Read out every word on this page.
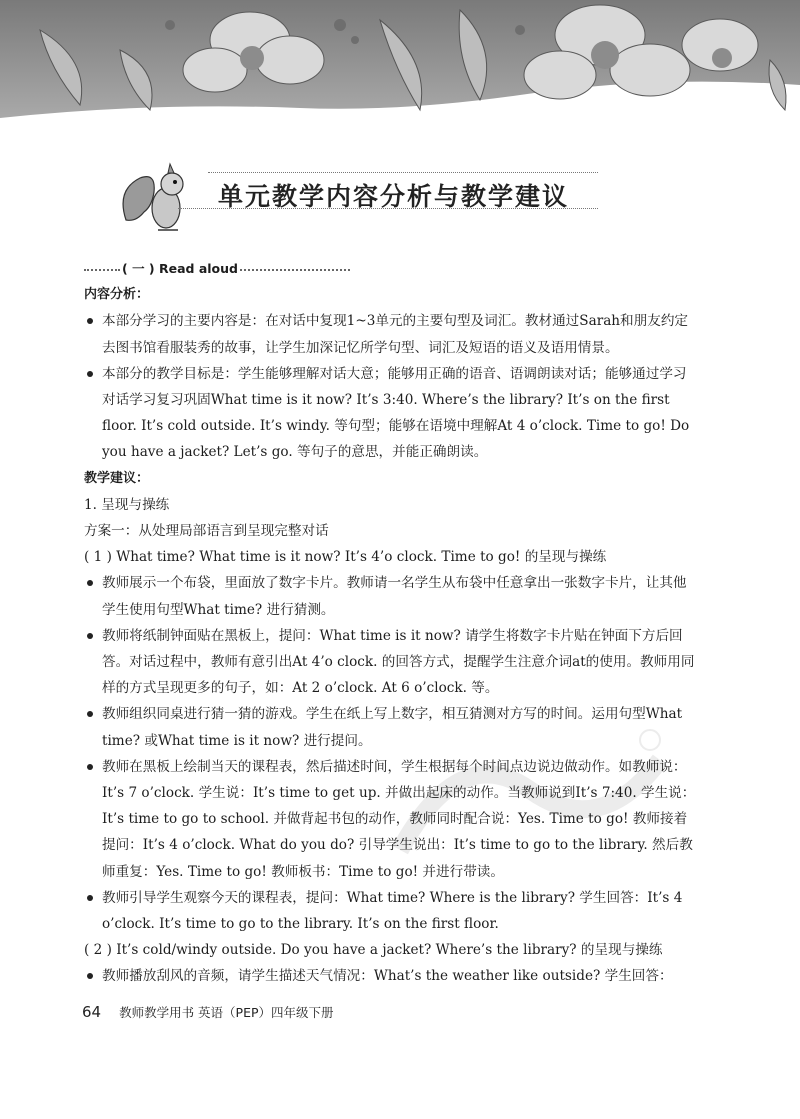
单元教学内容分析与教学建议
( 一 ) Read aloud
内容分析：
本部分学习的主要内容是：在对话中复现1~3单元的主要句型及词汇。教材通过Sarah和朋友约定去图书馆看服装秀的故事，让学生加深记忆所学句型、词汇及短语的语义及语用情景。
本部分的教学目标是：学生能够理解对话大意；能够用正确的语音、语调朗读对话；能够通过学习对话学习复习巩固What time is it now? It’s 3:40. Where’s the library? It’s on the first floor. It’s cold outside. It’s windy. 等句型；能够在语境中理解At 4 o’clock. Time to go! Do you have a jacket? Let’s go. 等句子的意思，并能正确朗读。
教学建议：
1. 呈现与操练
方案一：从处理局部语言到呈现完整对话
( 1 ) What time? What time is it now? It’s 4’o clock. Time to go! 的呈现与操练
教师展示一个布袋，里面放了数字卡片。教师请一名学生从布袋中任意拿出一张数字卡片，让其他学生使用句型What time? 进行猜测。
教师将纸制钟面贴在黑板上，提问：What time is it now? 请学生将数字卡片贴在钟面下方后回答。对话过程中，教师有意引出At 4’o clock. 的回答方式，提醒学生注意介词at的使用。教师用同样的方式呈现更多的句子，如：At 2 o’clock. At 6 o’clock. 等。
教师组织同桌进行猜一猜的游戏。学生在纸上写上数字，相互猜测对方写的时间。运用句型What time? 或What time is it now? 进行提问。
教师在黑板上绘制当天的课程表，然后描述时间，学生根据每个时间点边说边做动作。如教师说：It’s 7 o’clock. 学生说：It’s time to get up. 并做出起床的动作。当教师说到It’s 7:40. 学生说：It’s time to go to school. 并做背起书包的动作，教师同时配合说：Yes. Time to go! 教师接着提问：It’s 4 o’clock. What do you do? 引导学生说出：It’s time to go to the library. 然后教师重复：Yes. Time to go! 教师板书：Time to go! 并进行带读。
教师引导学生观察今天的课程表，提问：What time? Where is the library? 学生回答：It’s 4 o’clock. It’s time to go to the library. It’s on the first floor.
( 2 ) It’s cold/windy outside. Do you have a jacket? Where’s the library? 的呈现与操练
教师播放刮风的音频，请学生描述天气情况：What’s the weather like outside? 学生回答：
64 教师教学用书 英语（PEP）四年级下册
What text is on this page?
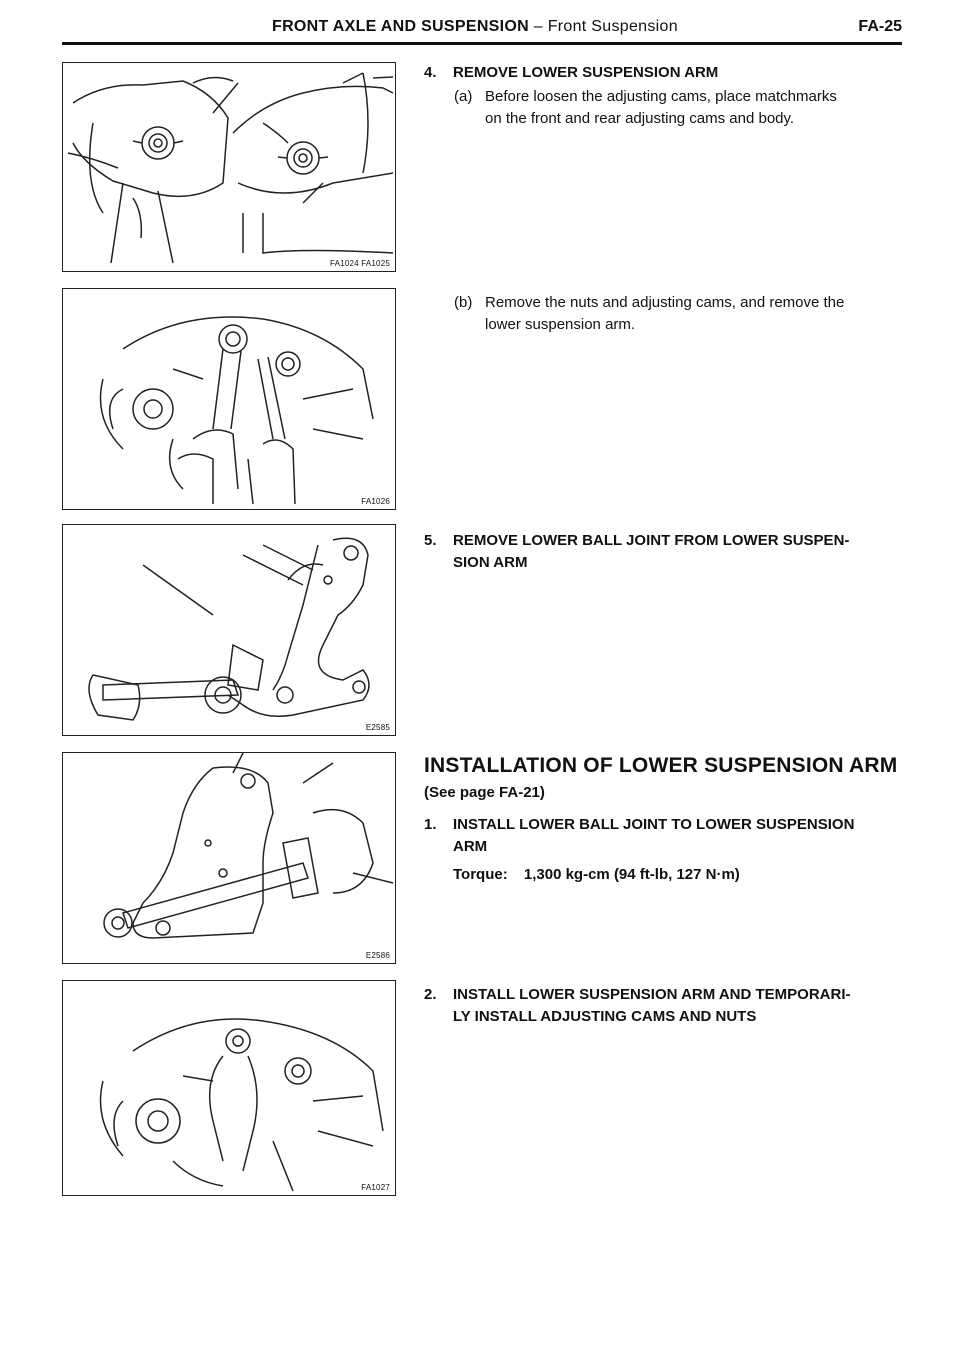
FRONT AXLE AND SUSPENSION – Front Suspension	FA-25
FA1024 FA1025
FA1026
E2585
E2586
FA1027
4. REMOVE LOWER SUSPENSION ARM
(a) Before loosen the adjusting cams, place matchmarks
on the front and rear adjusting cams and body.
(b) Remove the nuts and adjusting cams, and remove the
lower suspension arm.
5. REMOVE LOWER BALL JOINT FROM LOWER SUSPEN-
SION ARM
INSTALLATION OF LOWER SUSPENSION ARM
(See page FA-21)
1. INSTALL LOWER BALL JOINT TO LOWER SUSPENSION
ARM
Torque: 1,300 kg-cm (94 ft-lb, 127 N·m)
2. INSTALL LOWER SUSPENSION ARM AND TEMPORARI-
LY INSTALL ADJUSTING CAMS AND NUTS
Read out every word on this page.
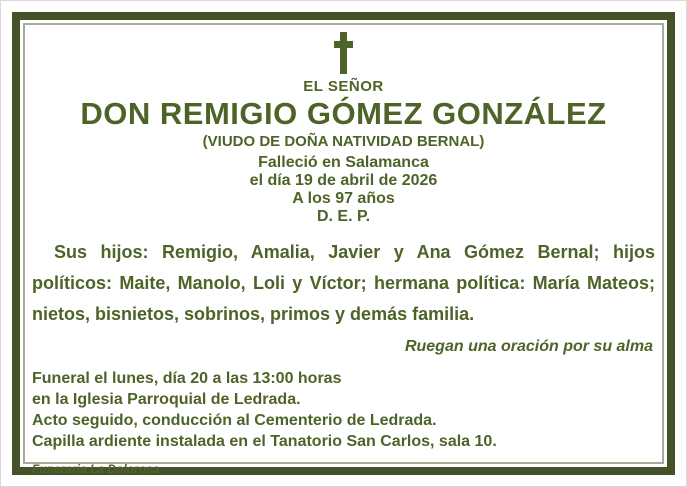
EL SEÑOR
DON REMIGIO GÓMEZ GONZÁLEZ
(VIUDO DE DOÑA NATIVIDAD BERNAL)
Falleció en Salamanca
el día 19 de abril de 2026
A los 97 años
D. E. P.

Sus hijos: Remigio, Amalia, Javier y Ana Gómez Bernal; hijos políticos: Maite, Manolo, Loli y Víctor; hermana política: María Mateos; nietos, bisnietos, sobrinos, primos y demás familia.

Ruegan una oración por su alma
Funeral el lunes, día 20 a las 13:00 horas
en la Iglesia Parroquial de Ledrada.
Acto seguido, conducción al Cementerio de Ledrada.
Capilla ardiente instalada en el Tanatorio San Carlos, sala 10.
Funeraria La Dolorosa
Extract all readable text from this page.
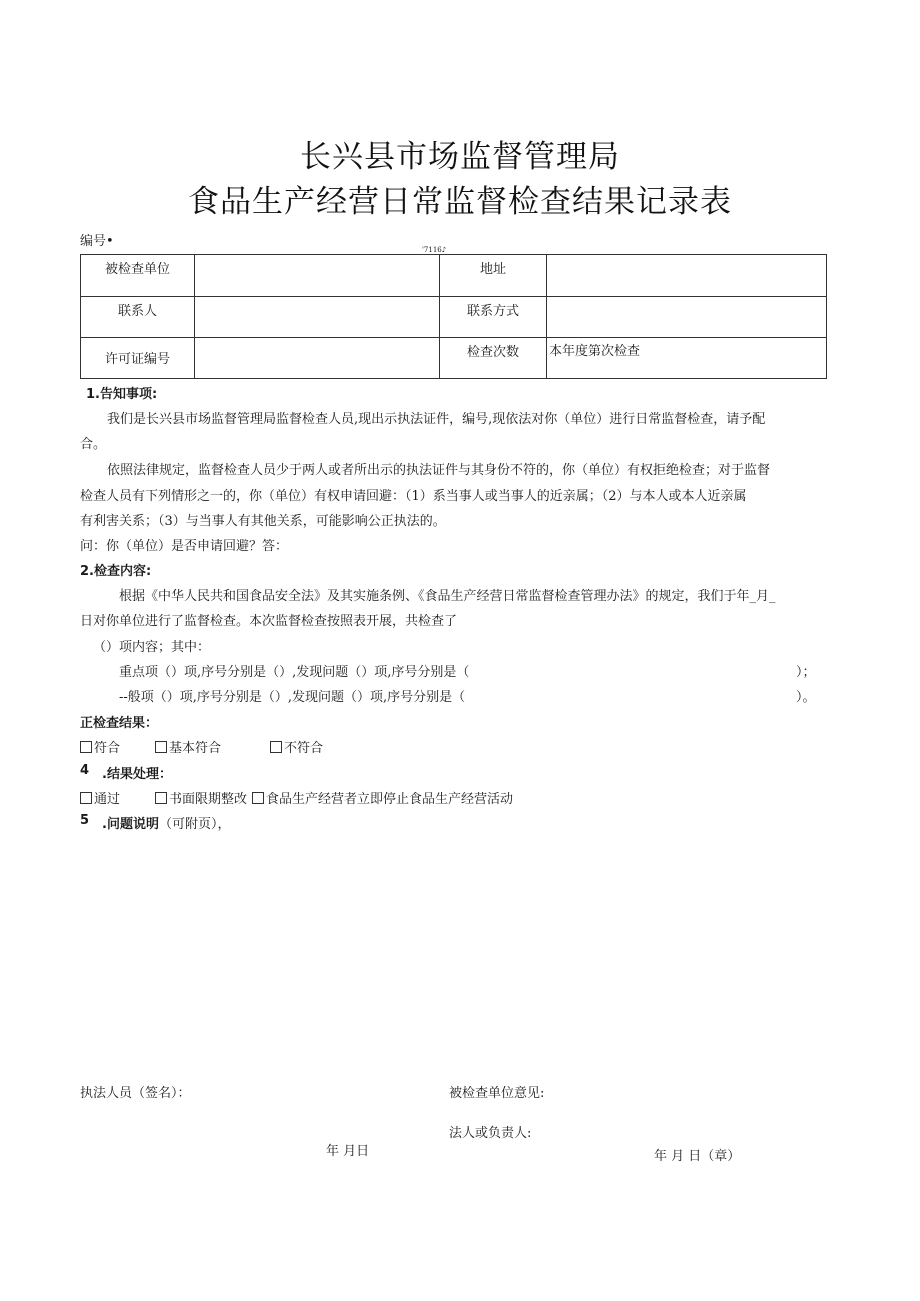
长兴县市场监督管理局
食品生产经营日常监督检查结果记录表
编号•
'7116♪
被检查单位		地址	
联系人		联系方式	
许可证编号		检查次数	本年度第次检查
1.告知事项:
我们是长兴县市场监督管理局监督检查人员,现出示执法证件，编号,现依法对你（单位）进行日常监督检查，请予配
合。
依照法律规定，监督检查人员少于两人或者所出示的执法证件与其身份不符的，你（单位）有权拒绝检查；对于监督
检查人员有下列情形之一的，你（单位）有权申请回避：（1）系当事人或当事人的近亲属；（2）与本人或本人近亲属
有利害关系；（3）与当事人有其他关系，可能影响公正执法的。
问：你（单位）是否申请回避？答：
2.检查内容:
根据《中华人民共和国食品安全法》及其实施条例、《食品生产经营日常监督检查管理办法》的规定，我们于年_月_
日对你单位进行了监督检查。本次监督检查按照表开展，共检查了
（）项内容；其中：
重点项（）项,序号分别是（）,发现问题（）项,序号分别是（	）；
--般项（）项,序号分别是（）,发现问题（）项,序号分别是（	）。
正检查结果：
符合	基本符合	不符合
4 .结果处理：
通过	书面限期整改	食品生产经营者立即停止食品生产经营活动
5 .问题说明（可附页），
执法人员（签名）：	被检查单位意见:
法人或负责人:
年 月日	年 月 日（章）
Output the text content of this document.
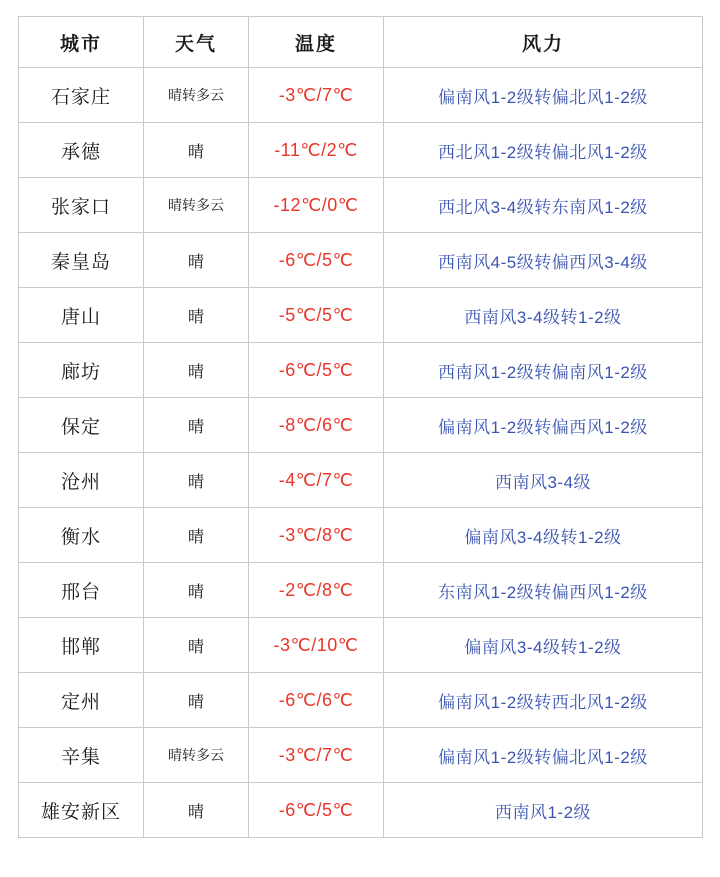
城市	天气	温度	风力
石家庄	晴转多云	-3℃/7℃	偏南风1-2级转偏北风1-2级
承德	晴	-11℃/2℃	西北风1-2级转偏北风1-2级
张家口	晴转多云	-12℃/0℃	西北风3-4级转东南风1-2级
秦皇岛	晴	-6℃/5℃	西南风4-5级转偏西风3-4级
唐山	晴	-5℃/5℃	西南风3-4级转1-2级
廊坊	晴	-6℃/5℃	西南风1-2级转偏南风1-2级
保定	晴	-8℃/6℃	偏南风1-2级转偏西风1-2级
沧州	晴	-4℃/7℃	西南风3-4级
衡水	晴	-3℃/8℃	偏南风3-4级转1-2级
邢台	晴	-2℃/8℃	东南风1-2级转偏西风1-2级
邯郸	晴	-3℃/10℃	偏南风3-4级转1-2级
定州	晴	-6℃/6℃	偏南风1-2级转西北风1-2级
辛集	晴转多云	-3℃/7℃	偏南风1-2级转偏北风1-2级
雄安新区	晴	-6℃/5℃	西南风1-2级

Work instructions: Quote all the records verbatim, dropping any pictures from your copy.

Output of the exercise:
Read out every word on this page.
单元教学内容分析与教学建议
( 一 ) Read aloud
内容分析：
本部分学习的主要内容是：在对话中复现1~3单元的主要句型及词汇。教材通过Sarah和朋友约定去图书馆看服装秀的故事，让学生加深记忆所学句型、词汇及短语的语义及语用情景。
本部分的教学目标是：学生能够理解对话大意；能够用正确的语音、语调朗读对话；能够通过学习对话学习复习巩固What time is it now? It’s 3:40. Where’s the library? It’s on the first floor. It’s cold outside. It’s windy. 等句型；能够在语境中理解At 4 o’clock. Time to go! Do you have a jacket? Let’s go. 等句子的意思，并能正确朗读。
教学建议：
1. 呈现与操练
方案一：从处理局部语言到呈现完整对话
( 1 ) What time? What time is it now? It’s 4’o clock. Time to go! 的呈现与操练
教师展示一个布袋，里面放了数字卡片。教师请一名学生从布袋中任意拿出一张数字卡片，让其他学生使用句型What time? 进行猜测。
教师将纸制钟面贴在黑板上，提问：What time is it now? 请学生将数字卡片贴在钟面下方后回答。对话过程中，教师有意引出At 4’o clock. 的回答方式，提醒学生注意介词at的使用。教师用同样的方式呈现更多的句子，如：At 2 o’clock. At 6 o’clock. 等。
教师组织同桌进行猜一猜的游戏。学生在纸上写上数字，相互猜测对方写的时间。运用句型What time? 或What time is it now? 进行提问。
教师在黑板上绘制当天的课程表，然后描述时间，学生根据每个时间点边说边做动作。如教师说：It’s 7 o’clock. 学生说：It’s time to get up. 并做出起床的动作。当教师说到It’s 7:40. 学生说：It’s time to go to school. 并做背起书包的动作，教师同时配合说：Yes. Time to go! 教师接着提问：It’s 4 o’clock. What do you do? 引导学生说出：It’s time to go to the library. 然后教师重复：Yes. Time to go! 教师板书：Time to go! 并进行带读。
教师引导学生观察今天的课程表，提问：What time? Where is the library? 学生回答：It’s 4 o’clock. It’s time to go to the library. It’s on the first floor.
( 2 ) It’s cold/windy outside. Do you have a jacket? Where’s the library? 的呈现与操练
教师播放刮风的音频，请学生描述天气情况：What’s the weather like outside? 学生回答：
64 教师教学用书 英语（PEP）四年级下册
What text is on this page?
FRONT AXLE AND SUSPENSION – Front Suspension	FA-25
FA1024 FA1025
FA1026
E2585
E2586
FA1027
4. REMOVE LOWER SUSPENSION ARM
(a) Before loosen the adjusting cams, place matchmarks
on the front and rear adjusting cams and body.
(b) Remove the nuts and adjusting cams, and remove the
lower suspension arm.
5. REMOVE LOWER BALL JOINT FROM LOWER SUSPEN-
SION ARM
INSTALLATION OF LOWER SUSPENSION ARM
(See page FA-21)
1. INSTALL LOWER BALL JOINT TO LOWER SUSPENSION
ARM
Torque: 1,300 kg-cm (94 ft-lb, 127 N·m)
2. INSTALL LOWER SUSPENSION ARM AND TEMPORARI-
LY INSTALL ADJUSTING CAMS AND NUTS
Read out every word on this page.
EL SEÑOR
DON REMIGIO GÓMEZ GONZÁLEZ
(VIUDO DE DOÑA NATIVIDAD BERNAL)
Falleció en Salamanca
el día 19 de abril de 2026
A los 97 años
D. E. P.

Sus hijos: Remigio, Amalia, Javier y Ana Gómez Bernal; hijos políticos: Maite, Manolo, Loli y Víctor; hermana política: María Mateos; nietos, bisnietos, sobrinos, primos y demás familia.

Ruegan una oración por su alma
Funeral el lunes, día 20 a las 13:00 horas
en la Iglesia Parroquial de Ledrada.
Acto seguido, conducción al Cementerio de Ledrada.
Capilla ardiente instalada en el Tanatorio San Carlos, sala 10.
Funeraria La Dolorosa
Extract all readable text from this page.
长兴县市场监督管理局
食品生产经营日常监督检查结果记录表
编号•
'7116♪
被检查单位		地址	
联系人		联系方式	
许可证编号		检查次数	本年度第次检查
1.告知事项:
我们是长兴县市场监督管理局监督检查人员,现出示执法证件，编号,现依法对你（单位）进行日常监督检查，请予配
合。
依照法律规定，监督检查人员少于两人或者所出示的执法证件与其身份不符的，你（单位）有权拒绝检查；对于监督
检查人员有下列情形之一的，你（单位）有权申请回避：（1）系当事人或当事人的近亲属；（2）与本人或本人近亲属
有利害关系；（3）与当事人有其他关系，可能影响公正执法的。
问：你（单位）是否申请回避？答：
2.检查内容:
根据《中华人民共和国食品安全法》及其实施条例、《食品生产经营日常监督检查管理办法》的规定，我们于年_月_
日对你单位进行了监督检查。本次监督检查按照表开展，共检查了
（）项内容；其中：
重点项（）项,序号分别是（）,发现问题（）项,序号分别是（	）；
--般项（）项,序号分别是（）,发现问题（）项,序号分别是（	）。
正检查结果：
符合	基本符合	不符合
4 .结果处理：
通过	书面限期整改	食品生产经营者立即停止食品生产经营活动
5 .问题说明（可附页），
执法人员（签名）：	被检查单位意见:
法人或负责人:
年 月日	年 月 日（章）
Output the text content of this document.
城市	天气	温度	风力
石家庄	晴转多云	-3℃/7℃	偏南风1-2级转偏北风1-2级
承德	晴	-11℃/2℃	西北风1-2级转偏北风1-2级
张家口	晴转多云	-12℃/0℃	西北风3-4级转东南风1-2级
秦皇岛	晴	-6℃/5℃	西南风4-5级转偏西风3-4级
唐山	晴	-5℃/5℃	西南风3-4级转1-2级
廊坊	晴	-6℃/5℃	西南风1-2级转偏南风1-2级
保定	晴	-8℃/6℃	偏南风1-2级转偏西风1-2级
沧州	晴	-4℃/7℃	西南风3-4级
衡水	晴	-3℃/8℃	偏南风3-4级转1-2级
邢台	晴	-2℃/8℃	东南风1-2级转偏西风1-2级
邯郸	晴	-3℃/10℃	偏南风3-4级转1-2级
定州	晴	-6℃/6℃	偏南风1-2级转西北风1-2级
辛集	晴转多云	-3℃/7℃	偏南风1-2级转偏北风1-2级
雄安新区	晴	-6℃/5℃	西南风1-2级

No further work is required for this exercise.